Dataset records
━━━

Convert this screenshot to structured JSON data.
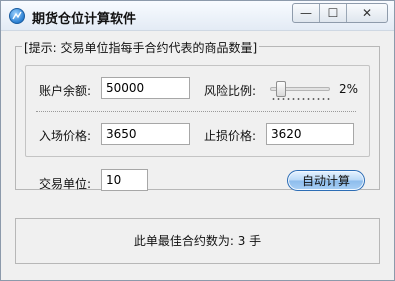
{
  "window": {
    "title": "期货仓位计算软件",
    "controls": {
      "minimize": "—",
      "maximize": "☐",
      "close": "✕"
    }
  },
  "hint": "[提示: 交易单位指每手合约代表的商品数量]",
  "fields": {
    "account_balance": {
      "label": "账户余额:",
      "value": "50000"
    },
    "risk_ratio": {
      "label": "风险比例:",
      "value_text": "2%",
      "level_percent": 2
    },
    "entry_price": {
      "label": "入场价格:",
      "value": "3650"
    },
    "stop_price": {
      "label": "止损价格:",
      "value": "3620"
    },
    "trade_unit": {
      "label": "交易单位:",
      "value": "10"
    }
  },
  "calc_button": "自动计算",
  "result": "此单最佳合约数为: 3 手"
}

━━━

Give an exact reproduction of every line, leaving out any picture.

The completed task:
Convert this screenshot to structured JSON data.
{
  "window": {
    "title": "期货仓位计算软件",
    "controls": {
      "minimize": "—",
      "maximize": "☐",
      "close": "✕"
    }
  },
  "hint": "[提示: 交易单位指每手合约代表的商品数量]",
  "fields": {
    "account_balance": {
      "label": "账户余额:",
      "value": "50000"
    },
    "risk_ratio": {
      "label": "风险比例:",
      "value_text": "2%",
      "level_percent": 2
    },
    "entry_price": {
      "label": "入场价格:",
      "value": "3650"
    },
    "stop_price": {
      "label": "止损价格:",
      "value": "3620"
    },
    "trade_unit": {
      "label": "交易单位:",
      "value": "10"
    }
  },
  "calc_button": "自动计算",
  "result": "此单最佳合约数为: 3 手"
}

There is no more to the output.